- Problem statement
Please say how many lines of the listing hold "KNIGHTON", with no other words in the answer.

- Information given
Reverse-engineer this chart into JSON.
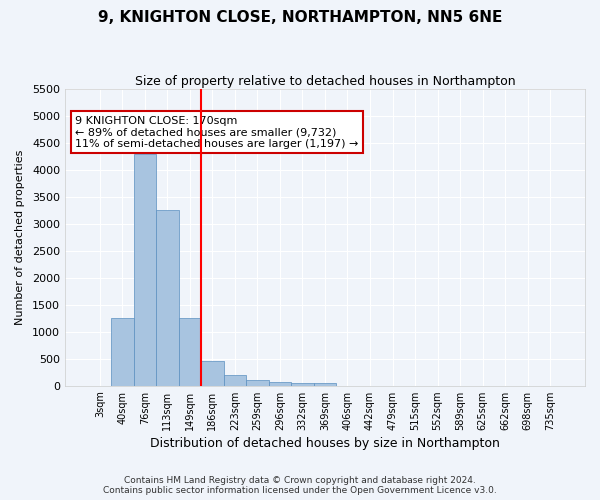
{
  "title": "9, KNIGHTON CLOSE, NORTHAMPTON, NN5 6NE",
  "subtitle": "Size of property relative to detached houses in Northampton",
  "xlabel": "Distribution of detached houses by size in Northampton",
  "ylabel": "Number of detached properties",
  "categories": [
    "3sqm",
    "40sqm",
    "76sqm",
    "113sqm",
    "149sqm",
    "186sqm",
    "223sqm",
    "259sqm",
    "296sqm",
    "332sqm",
    "369sqm",
    "406sqm",
    "442sqm",
    "479sqm",
    "515sqm",
    "552sqm",
    "589sqm",
    "625sqm",
    "662sqm",
    "698sqm",
    "735sqm"
  ],
  "values": [
    0,
    1250,
    4300,
    3250,
    1250,
    450,
    200,
    100,
    75,
    50,
    50,
    0,
    0,
    0,
    0,
    0,
    0,
    0,
    0,
    0,
    0
  ],
  "bar_color": "#a8c4e0",
  "bar_edge_color": "#5a8fc0",
  "red_line_index": 4.5,
  "ylim": [
    0,
    5500
  ],
  "yticks": [
    0,
    500,
    1000,
    1500,
    2000,
    2500,
    3000,
    3500,
    4000,
    4500,
    5000,
    5500
  ],
  "annotation_text": "9 KNIGHTON CLOSE: 170sqm\n← 89% of detached houses are smaller (9,732)\n11% of semi-detached houses are larger (1,197) →",
  "annotation_box_color": "#ffffff",
  "annotation_border_color": "#cc0000",
  "footer_line1": "Contains HM Land Registry data © Crown copyright and database right 2024.",
  "footer_line2": "Contains public sector information licensed under the Open Government Licence v3.0.",
  "background_color": "#f0f4fa",
  "grid_color": "#ffffff"
}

- Answer to the exercise
2